## 任务说明:
a) 把 PEG 语法文章中的句子"下面使用的例子都使用 man 1 peg 中规定的语法。"译成英文。
b) 按照 PEG 语法文章的说法,cpp-peglib 这个工具支持什么自定义?
c) 从 PEG 语法文章的最后一句之后往下续写一段。

## 所给文段:

·····

Skip to main content

PEG 语法

·1747 words·4 mins
Table of Contents

学习使用一下 peg/leg 工具,主要是熟练一下 peg 的语法,文档在这里 https://man.archlinux.org/man/peg.1.en

peg 的语法并不统一,或者说是不同工具有不同的扩展。比如这个工具 https://github.com/yhirose/cpp-peglib,支持 %whitespace 自定义

Additive    <- Multiplicative '+' Additive / Multiplicative
Multiplicative   <- Primary '*' Multiplicative / Primary
Primary     <- '(' Additive ')' / Number
Number      <- < [0-9]+ >
%whitespace <- [ \t]*

peg
#

下面使用的例子都使用 man 1 peg 中规定的语法。基本类似正则表达式,思路是递归下降,我们先看一个最简单的例子

root    <- skip (int skip)* eof
int     <- [0-9]+
skip    <- [ \n\r\t]*
eof     <- !.

输入 " 123 456 ",解析流程如下

  1. 初始 skip:匹配开头空格。
  2. 循环匹配 int skip
    • 匹配 "123",随后 skip 匹配中间空格。
    • 匹配 "456",随后 skip 匹配末尾空格。
  3. eof 检查:输入结束,解析成功。

·····

## 提供数据:
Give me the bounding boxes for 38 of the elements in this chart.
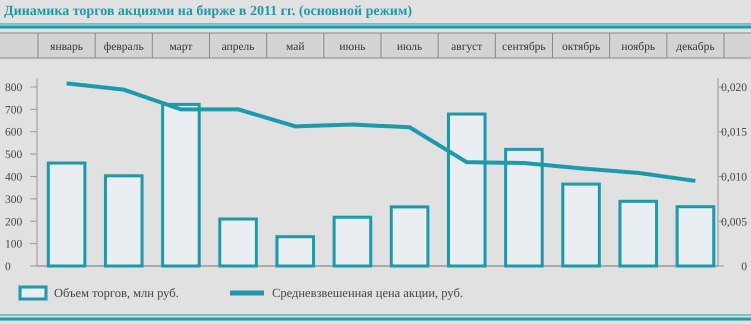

·····

## 各题答案:
a) The examples below all use the syntax specified in man 1 peg.

b) 支持 %whitespace 自定义。

c)
我们对这个进行扩展,支持整数进制前缀和浮点数科学记数法

root    <- skip (float / int)? (one_ws (float / int))* eof

float   <- sign? float_ skip

int     <- sign? int_ skip

sign    <- [+\-]

float_  <- ((dec_int? '.' dec_int) / (dec_int '.')) ([eE] [-+]? dec_int)?
         / dec_int [eE] [-+]? dec_int

int_    <- '0b' bin_int
         / '0o' oct_int
         / '0x' hex_int
         / dec_int

dec_int <- dec dec_*
dec_    <- '_'? dec
dec     <- [0-9]

bin_int <- bin bin_*
bin_    <- '_'? bin
bin     <- [01]

oct_int <- oct oct_*
oct_    <- '_'? oct
oct     <- [0-7]

hex_int <- hex hex_*
hex_    <- '_'? hex
hex     <- [0-9a-fA-F]

ws      <- [ \n\r\t]
skip    <- ws*
one_ws  <- ws+
eof     <- !.

编写时候,遇到了几个问题

1)关于第一行是 int / float 还是 float / int

# 错误
root    <- skip (int / float)? (one_ws (int / float))* eof

# 正确
root    <- skip (float / int)? (one_ws (float / int))* eof

如果我们使用 int / float 的写法,那么是无法解析 3.14 的。原因是

The sequence operator e1 e2 first invokes e1, and if e1 succeeds, subsequently invokes e2 on the remainder of the input string left unconsumed by e1, and returns the result. If either e1 or e2 fails, then the sequence expression e1 e2 fails (consuming no input).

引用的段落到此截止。